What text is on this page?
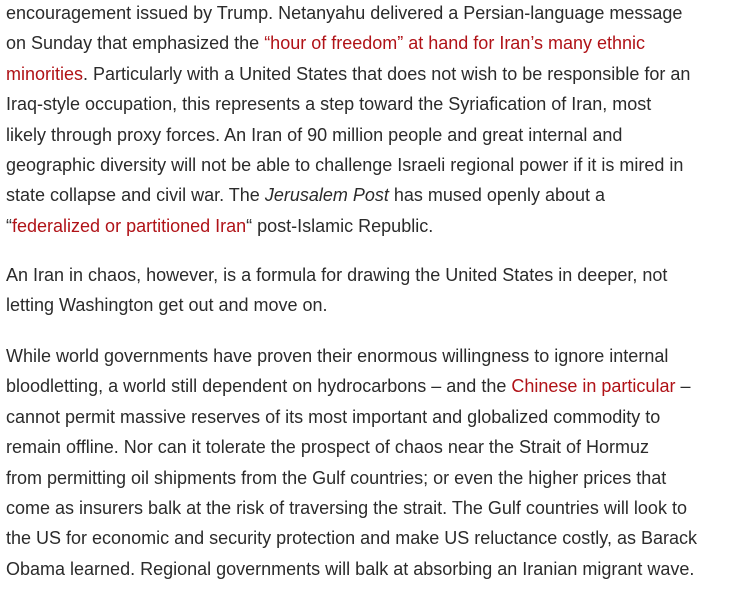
encouragement issued by Trump. Netanyahu delivered a Persian-language message
on Sunday that emphasized the “hour of freedom” at hand for Iran’s many ethnic
minorities. Particularly with a United States that does not wish to be responsible for an
Iraq-style occupation, this represents a step toward the Syriafication of Iran, most
likely through proxy forces. An Iran of 90 million people and great internal and
geographic diversity will not be able to challenge Israeli regional power if it is mired in
state collapse and civil war. The Jerusalem Post has mused openly about a
“federalized or partitioned Iran“ post-Islamic Republic.

An Iran in chaos, however, is a formula for drawing the United States in deeper, not
letting Washington get out and move on.

While world governments have proven their enormous willingness to ignore internal
bloodletting, a world still dependent on hydrocarbons – and the Chinese in particular –
cannot permit massive reserves of its most important and globalized commodity to
remain offline. Nor can it tolerate the prospect of chaos near the Strait of Hormuz
from permitting oil shipments from the Gulf countries; or even the higher prices that
come as insurers balk at the risk of traversing the strait. The Gulf countries will look to
the US for economic and security protection and make US reluctance costly, as Barack
Obama learned. Regional governments will balk at absorbing an Iranian migrant wave.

:::

> _DIRECTIONS_
Which lines hold the word "chaos"? Copy each of them from the records.

> _EXPECTED OUTPUT_
An Iran in chaos, however, is a formula for drawing the United States in deeper, not
remain offline. Nor can it tolerate the prospect of chaos near the Strait of Hormuz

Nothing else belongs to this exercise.